» GIVEN EXERCISE
Leave out the pictures and transcribe the rest of the records exactly.

» INPUT FOR THIS TASK

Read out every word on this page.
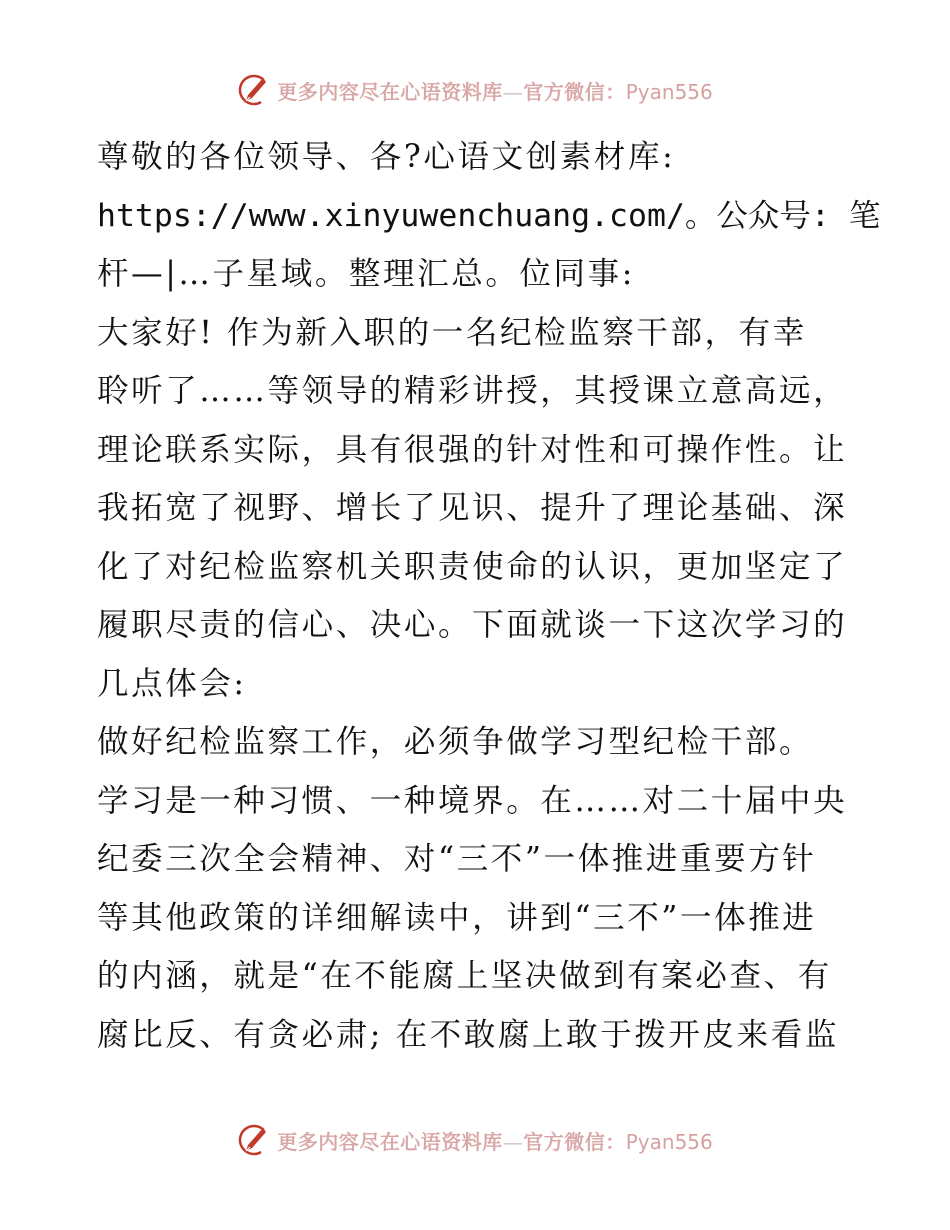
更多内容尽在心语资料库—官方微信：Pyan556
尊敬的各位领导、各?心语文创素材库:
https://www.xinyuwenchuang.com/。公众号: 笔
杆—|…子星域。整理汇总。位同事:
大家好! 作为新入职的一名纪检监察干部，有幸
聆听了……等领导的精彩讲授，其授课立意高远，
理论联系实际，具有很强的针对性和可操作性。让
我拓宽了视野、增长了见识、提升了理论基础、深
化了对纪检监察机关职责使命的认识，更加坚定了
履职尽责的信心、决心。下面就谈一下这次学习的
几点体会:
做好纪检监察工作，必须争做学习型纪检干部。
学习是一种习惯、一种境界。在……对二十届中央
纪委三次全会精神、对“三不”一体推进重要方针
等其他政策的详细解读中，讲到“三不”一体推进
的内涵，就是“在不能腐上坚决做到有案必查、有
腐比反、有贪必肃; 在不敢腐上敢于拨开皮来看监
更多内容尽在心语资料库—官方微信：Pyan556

» RESULT OF THE EXERCISE
Read out every word on this page.
更多内容尽在心语资料库—官方微信：Pyan556
尊敬的各位领导、各?心语文创素材库:
https://www.xinyuwenchuang.com/。公众号: 笔
杆—|…子星域。整理汇总。位同事:
大家好! 作为新入职的一名纪检监察干部，有幸
聆听了……等领导的精彩讲授，其授课立意高远，
理论联系实际，具有很强的针对性和可操作性。让
我拓宽了视野、增长了见识、提升了理论基础、深
化了对纪检监察机关职责使命的认识，更加坚定了
履职尽责的信心、决心。下面就谈一下这次学习的
几点体会:
做好纪检监察工作，必须争做学习型纪检干部。
学习是一种习惯、一种境界。在……对二十届中央
纪委三次全会精神、对“三不”一体推进重要方针
等其他政策的详细解读中，讲到“三不”一体推进
的内涵，就是“在不能腐上坚决做到有案必查、有
腐比反、有贪必肃; 在不敢腐上敢于拨开皮来看监
更多内容尽在心语资料库—官方微信：Pyan556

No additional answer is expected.